[Records from a data collection]

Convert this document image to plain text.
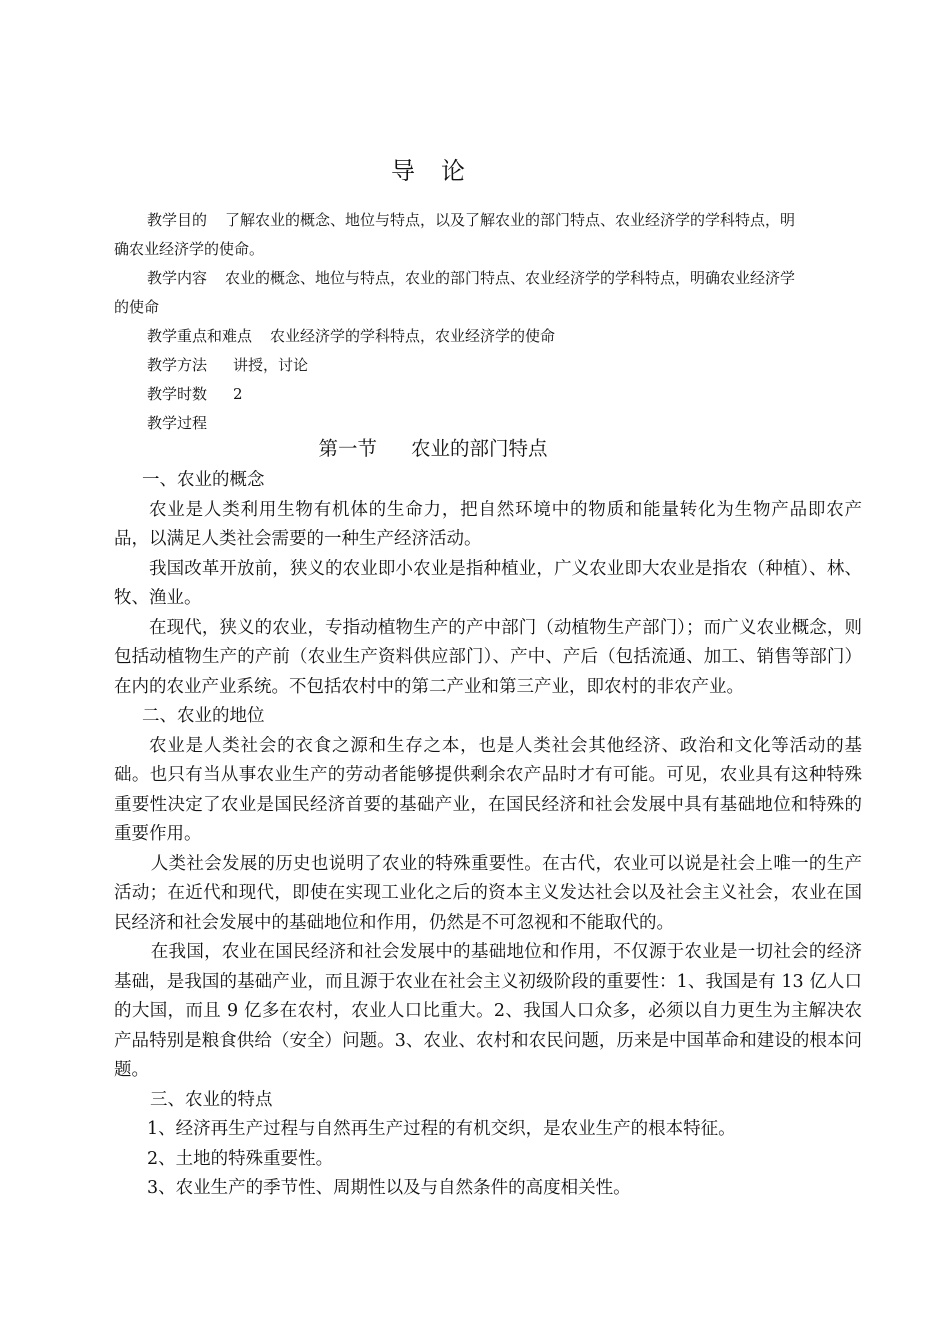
导论

教学目的 了解农业的概念、地位与特点，以及了解农业的部门特点、农业经济学的学科特点，明

确农业经济学的使命。

教学内容 农业的概念、地位与特点，农业的部门特点、农业经济学的学科特点，明确农业经济学

的使命

教学重点和难点 农业经济学的学科特点，农业经济学的使命

教学方法 讲授，讨论

教学时数 2

教学过程

第一节 农业的部门特点

一、农业的概念

农业是人类利用生物有机体的生命力，把自然环境中的物质和能量转化为生物产品即农产品，以满足人类社会需要的一种生产经济活动。

我国改革开放前，狭义的农业即小农业是指种植业，广义农业即大农业是指农（种植）、林、牧、渔业。

在现代，狭义的农业，专指动植物生产的产中部门（动植物生产部门）；而广义农业概念，则包括动植物生产的产前（农业生产资料供应部门）、产中、产后（包括流通、加工、销售等部门）在内的农业产业系统。不包括农村中的第二产业和第三产业，即农村的非农产业。

二、农业的地位

农业是人类社会的衣食之源和生存之本，也是人类社会其他经济、政治和文化等活动的基础。也只有当从事农业生产的劳动者能够提供剩余农产品时才有可能。可见，农业具有这种特殊重要性决定了农业是国民经济首要的基础产业，在国民经济和社会发展中具有基础地位和特殊的重要作用。

人类社会发展的历史也说明了农业的特殊重要性。在古代，农业可以说是社会上唯一的生产活动；在近代和现代，即使在实现工业化之后的资本主义发达社会以及社会主义社会，农业在国民经济和社会发展中的基础地位和作用，仍然是不可忽视和不能取代的。

在我国，农业在国民经济和社会发展中的基础地位和作用，不仅源于农业是一切社会的经济基础，是我国的基础产业，而且源于农业在社会主义初级阶段的重要性：1、我国是有 13 亿人口的大国，而且 9 亿多在农村，农业人口比重大。2、我国人口众多，必须以自力更生为主解决农产品特别是粮食供给（安全）问题。3、农业、农村和农民问题，历来是中国革命和建设的根本问题。

三、农业的特点

1、经济再生产过程与自然再生产过程的有机交织，是农业生产的根本特征。

2、土地的特殊重要性。

3、农业生产的季节性、周期性以及与自然条件的高度相关性。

--- What to do ---
Write the lines above out again exactly, without any of their pictures.

--- Answer to this problem ---
Convert this document image to plain text.
导论

教学目的 了解农业的概念、地位与特点，以及了解农业的部门特点、农业经济学的学科特点，明

确农业经济学的使命。

教学内容 农业的概念、地位与特点，农业的部门特点、农业经济学的学科特点，明确农业经济学

的使命

教学重点和难点 农业经济学的学科特点，农业经济学的使命

教学方法 讲授，讨论

教学时数 2

教学过程

第一节 农业的部门特点

一、农业的概念

农业是人类利用生物有机体的生命力，把自然环境中的物质和能量转化为生物产品即农产品，以满足人类社会需要的一种生产经济活动。

我国改革开放前，狭义的农业即小农业是指种植业，广义农业即大农业是指农（种植）、林、牧、渔业。

在现代，狭义的农业，专指动植物生产的产中部门（动植物生产部门）；而广义农业概念，则包括动植物生产的产前（农业生产资料供应部门）、产中、产后（包括流通、加工、销售等部门）在内的农业产业系统。不包括农村中的第二产业和第三产业，即农村的非农产业。

二、农业的地位

农业是人类社会的衣食之源和生存之本，也是人类社会其他经济、政治和文化等活动的基础。也只有当从事农业生产的劳动者能够提供剩余农产品时才有可能。可见，农业具有这种特殊重要性决定了农业是国民经济首要的基础产业，在国民经济和社会发展中具有基础地位和特殊的重要作用。

人类社会发展的历史也说明了农业的特殊重要性。在古代，农业可以说是社会上唯一的生产活动；在近代和现代，即使在实现工业化之后的资本主义发达社会以及社会主义社会，农业在国民经济和社会发展中的基础地位和作用，仍然是不可忽视和不能取代的。

在我国，农业在国民经济和社会发展中的基础地位和作用，不仅源于农业是一切社会的经济基础，是我国的基础产业，而且源于农业在社会主义初级阶段的重要性：1、我国是有 13 亿人口的大国，而且 9 亿多在农村，农业人口比重大。2、我国人口众多，必须以自力更生为主解决农产品特别是粮食供给（安全）问题。3、农业、农村和农民问题，历来是中国革命和建设的根本问题。

三、农业的特点

1、经济再生产过程与自然再生产过程的有机交织，是农业生产的根本特征。

2、土地的特殊重要性。

3、农业生产的季节性、周期性以及与自然条件的高度相关性。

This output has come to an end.